● Goal: Every entry needs to be printed exactly, please.

=====

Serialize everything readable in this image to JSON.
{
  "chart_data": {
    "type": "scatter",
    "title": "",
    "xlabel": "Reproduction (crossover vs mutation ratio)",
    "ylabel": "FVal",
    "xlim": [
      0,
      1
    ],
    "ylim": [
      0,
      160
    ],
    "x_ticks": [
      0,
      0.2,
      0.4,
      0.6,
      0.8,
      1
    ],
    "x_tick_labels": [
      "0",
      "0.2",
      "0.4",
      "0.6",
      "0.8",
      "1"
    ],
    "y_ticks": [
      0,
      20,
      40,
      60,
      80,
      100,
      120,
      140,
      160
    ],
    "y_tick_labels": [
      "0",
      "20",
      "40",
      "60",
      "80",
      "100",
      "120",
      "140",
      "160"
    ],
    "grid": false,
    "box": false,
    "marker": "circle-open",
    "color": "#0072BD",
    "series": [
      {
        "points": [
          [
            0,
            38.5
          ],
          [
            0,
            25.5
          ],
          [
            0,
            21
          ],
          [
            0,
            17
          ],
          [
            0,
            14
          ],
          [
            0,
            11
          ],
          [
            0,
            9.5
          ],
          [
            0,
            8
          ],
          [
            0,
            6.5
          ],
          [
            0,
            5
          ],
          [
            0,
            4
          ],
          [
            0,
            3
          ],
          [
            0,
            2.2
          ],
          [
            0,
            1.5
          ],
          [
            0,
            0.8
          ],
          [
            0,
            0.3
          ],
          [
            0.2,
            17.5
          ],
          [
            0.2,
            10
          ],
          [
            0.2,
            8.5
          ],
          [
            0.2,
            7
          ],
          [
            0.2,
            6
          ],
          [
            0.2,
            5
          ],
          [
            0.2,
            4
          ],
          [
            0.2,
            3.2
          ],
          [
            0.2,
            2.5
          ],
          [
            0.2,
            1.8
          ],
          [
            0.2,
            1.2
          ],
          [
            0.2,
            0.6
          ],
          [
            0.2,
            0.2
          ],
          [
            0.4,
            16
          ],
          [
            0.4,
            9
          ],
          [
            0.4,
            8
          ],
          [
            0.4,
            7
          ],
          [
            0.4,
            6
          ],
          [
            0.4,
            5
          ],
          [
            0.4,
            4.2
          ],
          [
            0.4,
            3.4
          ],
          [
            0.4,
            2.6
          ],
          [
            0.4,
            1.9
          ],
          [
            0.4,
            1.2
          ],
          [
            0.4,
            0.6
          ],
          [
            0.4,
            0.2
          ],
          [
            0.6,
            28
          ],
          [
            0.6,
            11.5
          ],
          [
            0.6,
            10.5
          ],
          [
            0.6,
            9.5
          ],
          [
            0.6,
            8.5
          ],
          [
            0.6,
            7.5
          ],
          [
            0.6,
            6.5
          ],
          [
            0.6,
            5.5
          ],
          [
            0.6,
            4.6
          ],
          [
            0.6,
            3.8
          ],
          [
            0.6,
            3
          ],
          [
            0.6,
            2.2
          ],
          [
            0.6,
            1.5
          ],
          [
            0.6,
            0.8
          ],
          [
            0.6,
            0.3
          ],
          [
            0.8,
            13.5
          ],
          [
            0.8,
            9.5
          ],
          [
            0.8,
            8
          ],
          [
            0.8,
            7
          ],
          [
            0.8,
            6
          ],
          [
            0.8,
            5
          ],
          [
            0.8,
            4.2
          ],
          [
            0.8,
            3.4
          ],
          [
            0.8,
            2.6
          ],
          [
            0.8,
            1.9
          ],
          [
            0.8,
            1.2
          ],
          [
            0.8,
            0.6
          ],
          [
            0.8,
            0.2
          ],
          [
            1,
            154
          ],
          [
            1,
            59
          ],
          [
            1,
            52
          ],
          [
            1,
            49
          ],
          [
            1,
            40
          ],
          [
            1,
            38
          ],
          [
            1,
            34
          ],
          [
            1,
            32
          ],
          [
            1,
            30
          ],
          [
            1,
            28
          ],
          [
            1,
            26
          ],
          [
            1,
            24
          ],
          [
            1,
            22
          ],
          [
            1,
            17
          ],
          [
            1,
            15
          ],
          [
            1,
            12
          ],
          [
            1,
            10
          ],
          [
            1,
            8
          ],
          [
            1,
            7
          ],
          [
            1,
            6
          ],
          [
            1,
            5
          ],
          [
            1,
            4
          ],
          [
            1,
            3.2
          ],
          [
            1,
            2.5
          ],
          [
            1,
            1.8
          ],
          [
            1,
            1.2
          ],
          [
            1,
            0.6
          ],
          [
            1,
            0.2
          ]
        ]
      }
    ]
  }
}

=====

● Solution to the exercise:
Serialize everything readable in this image to JSON.
{
  "chart_data": {
    "type": "scatter",
    "title": "",
    "xlabel": "Reproduction (crossover vs mutation ratio)",
    "ylabel": "FVal",
    "xlim": [
      0,
      1
    ],
    "ylim": [
      0,
      160
    ],
    "x_ticks": [
      0,
      0.2,
      0.4,
      0.6,
      0.8,
      1
    ],
    "x_tick_labels": [
      "0",
      "0.2",
      "0.4",
      "0.6",
      "0.8",
      "1"
    ],
    "y_ticks": [
      0,
      20,
      40,
      60,
      80,
      100,
      120,
      140,
      160
    ],
    "y_tick_labels": [
      "0",
      "20",
      "40",
      "60",
      "80",
      "100",
      "120",
      "140",
      "160"
    ],
    "grid": false,
    "box": false,
    "marker": "circle-open",
    "color": "#0072BD",
    "series": [
      {
        "points": [
          [
            0,
            38.5
          ],
          [
            0,
            25.5
          ],
          [
            0,
            21
          ],
          [
            0,
            17
          ],
          [
            0,
            14
          ],
          [
            0,
            11
          ],
          [
            0,
            9.5
          ],
          [
            0,
            8
          ],
          [
            0,
            6.5
          ],
          [
            0,
            5
          ],
          [
            0,
            4
          ],
          [
            0,
            3
          ],
          [
            0,
            2.2
          ],
          [
            0,
            1.5
          ],
          [
            0,
            0.8
          ],
          [
            0,
            0.3
          ],
          [
            0.2,
            17.5
          ],
          [
            0.2,
            10
          ],
          [
            0.2,
            8.5
          ],
          [
            0.2,
            7
          ],
          [
            0.2,
            6
          ],
          [
            0.2,
            5
          ],
          [
            0.2,
            4
          ],
          [
            0.2,
            3.2
          ],
          [
            0.2,
            2.5
          ],
          [
            0.2,
            1.8
          ],
          [
            0.2,
            1.2
          ],
          [
            0.2,
            0.6
          ],
          [
            0.2,
            0.2
          ],
          [
            0.4,
            16
          ],
          [
            0.4,
            9
          ],
          [
            0.4,
            8
          ],
          [
            0.4,
            7
          ],
          [
            0.4,
            6
          ],
          [
            0.4,
            5
          ],
          [
            0.4,
            4.2
          ],
          [
            0.4,
            3.4
          ],
          [
            0.4,
            2.6
          ],
          [
            0.4,
            1.9
          ],
          [
            0.4,
            1.2
          ],
          [
            0.4,
            0.6
          ],
          [
            0.4,
            0.2
          ],
          [
            0.6,
            28
          ],
          [
            0.6,
            11.5
          ],
          [
            0.6,
            10.5
          ],
          [
            0.6,
            9.5
          ],
          [
            0.6,
            8.5
          ],
          [
            0.6,
            7.5
          ],
          [
            0.6,
            6.5
          ],
          [
            0.6,
            5.5
          ],
          [
            0.6,
            4.6
          ],
          [
            0.6,
            3.8
          ],
          [
            0.6,
            3
          ],
          [
            0.6,
            2.2
          ],
          [
            0.6,
            1.5
          ],
          [
            0.6,
            0.8
          ],
          [
            0.6,
            0.3
          ],
          [
            0.8,
            13.5
          ],
          [
            0.8,
            9.5
          ],
          [
            0.8,
            8
          ],
          [
            0.8,
            7
          ],
          [
            0.8,
            6
          ],
          [
            0.8,
            5
          ],
          [
            0.8,
            4.2
          ],
          [
            0.8,
            3.4
          ],
          [
            0.8,
            2.6
          ],
          [
            0.8,
            1.9
          ],
          [
            0.8,
            1.2
          ],
          [
            0.8,
            0.6
          ],
          [
            0.8,
            0.2
          ],
          [
            1,
            154
          ],
          [
            1,
            59
          ],
          [
            1,
            52
          ],
          [
            1,
            49
          ],
          [
            1,
            40
          ],
          [
            1,
            38
          ],
          [
            1,
            34
          ],
          [
            1,
            32
          ],
          [
            1,
            30
          ],
          [
            1,
            28
          ],
          [
            1,
            26
          ],
          [
            1,
            24
          ],
          [
            1,
            22
          ],
          [
            1,
            17
          ],
          [
            1,
            15
          ],
          [
            1,
            12
          ],
          [
            1,
            10
          ],
          [
            1,
            8
          ],
          [
            1,
            7
          ],
          [
            1,
            6
          ],
          [
            1,
            5
          ],
          [
            1,
            4
          ],
          [
            1,
            3.2
          ],
          [
            1,
            2.5
          ],
          [
            1,
            1.8
          ],
          [
            1,
            1.2
          ],
          [
            1,
            0.6
          ],
          [
            1,
            0.2
          ]
        ]
      }
    ]
  }
}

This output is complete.